**REQUIREMENTS**
Transcribe the records below in full; pictures stay out of the copy.

**INFORMATION PROVIDED**
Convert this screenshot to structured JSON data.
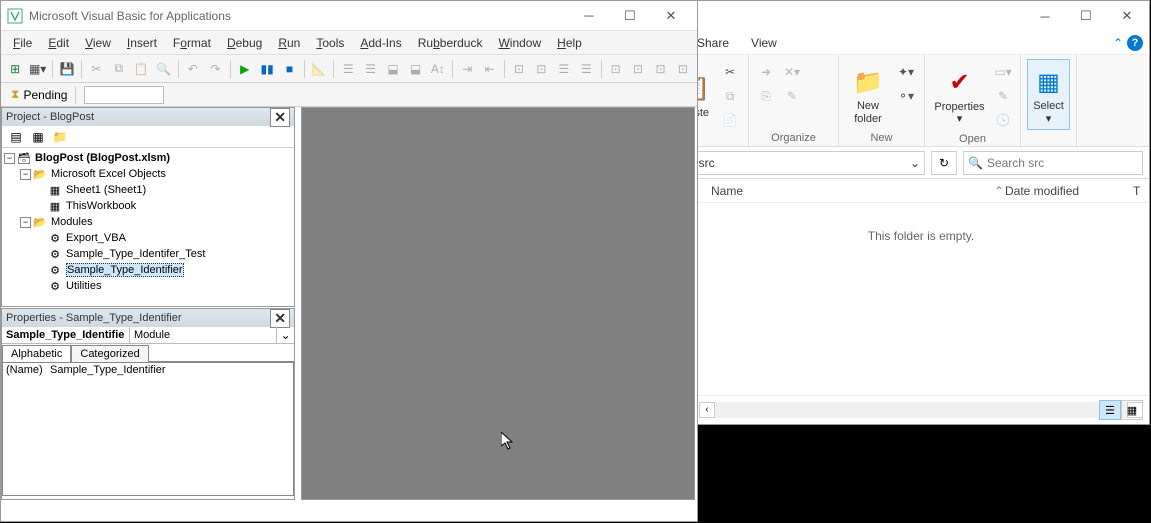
{
  "vba": {
    "title": "Microsoft Visual Basic for Applications",
    "menu": [
      "File",
      "Edit",
      "View",
      "Insert",
      "Format",
      "Debug",
      "Run",
      "Tools",
      "Add-Ins",
      "Rubberduck",
      "Window",
      "Help"
    ],
    "pending": "Pending",
    "project": {
      "header": "Project - BlogPost",
      "root": "BlogPost (BlogPost.xlsm)",
      "excel_objects": "Microsoft Excel Objects",
      "sheet1": "Sheet1 (Sheet1)",
      "thisworkbook": "ThisWorkbook",
      "modules": "Modules",
      "mod1": "Export_VBA",
      "mod2": "Sample_Type_Identifer_Test",
      "mod3": "Sample_Type_Identifier",
      "mod4": "Utilities"
    },
    "props": {
      "header": "Properties - Sample_Type_Identifier",
      "obj_name": "Sample_Type_Identifie",
      "obj_type": "Module",
      "tab_alpha": "Alphabetic",
      "tab_cat": "Categorized",
      "row_key": "(Name)",
      "row_val": "Sample_Type_Identifier"
    }
  },
  "explorer": {
    "tabs": {
      "share": "Share",
      "view": "View"
    },
    "ribbon": {
      "paste": "Paste",
      "newfolder": "New\nfolder",
      "properties": "Properties",
      "select": "Select",
      "g_organize": "Organize",
      "g_new": "New",
      "g_open": "Open"
    },
    "crumb": {
      "src": "src",
      "chevron": "›"
    },
    "search_placeholder": "Search src",
    "cols": {
      "name": "Name",
      "date": "Date modified",
      "type": "T"
    },
    "empty": "This folder is empty."
  }
}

**RESPONSE**
Convert this screenshot to structured JSON data.
{
  "vba": {
    "title": "Microsoft Visual Basic for Applications",
    "menu": [
      "File",
      "Edit",
      "View",
      "Insert",
      "Format",
      "Debug",
      "Run",
      "Tools",
      "Add-Ins",
      "Rubberduck",
      "Window",
      "Help"
    ],
    "pending": "Pending",
    "project": {
      "header": "Project - BlogPost",
      "root": "BlogPost (BlogPost.xlsm)",
      "excel_objects": "Microsoft Excel Objects",
      "sheet1": "Sheet1 (Sheet1)",
      "thisworkbook": "ThisWorkbook",
      "modules": "Modules",
      "mod1": "Export_VBA",
      "mod2": "Sample_Type_Identifer_Test",
      "mod3": "Sample_Type_Identifier",
      "mod4": "Utilities"
    },
    "props": {
      "header": "Properties - Sample_Type_Identifier",
      "obj_name": "Sample_Type_Identifie",
      "obj_type": "Module",
      "tab_alpha": "Alphabetic",
      "tab_cat": "Categorized",
      "row_key": "(Name)",
      "row_val": "Sample_Type_Identifier"
    }
  },
  "explorer": {
    "tabs": {
      "share": "Share",
      "view": "View"
    },
    "ribbon": {
      "paste": "Paste",
      "newfolder": "New\nfolder",
      "properties": "Properties",
      "select": "Select",
      "g_organize": "Organize",
      "g_new": "New",
      "g_open": "Open"
    },
    "crumb": {
      "src": "src",
      "chevron": "›"
    },
    "search_placeholder": "Search src",
    "cols": {
      "name": "Name",
      "date": "Date modified",
      "type": "T"
    },
    "empty": "This folder is empty."
  }
}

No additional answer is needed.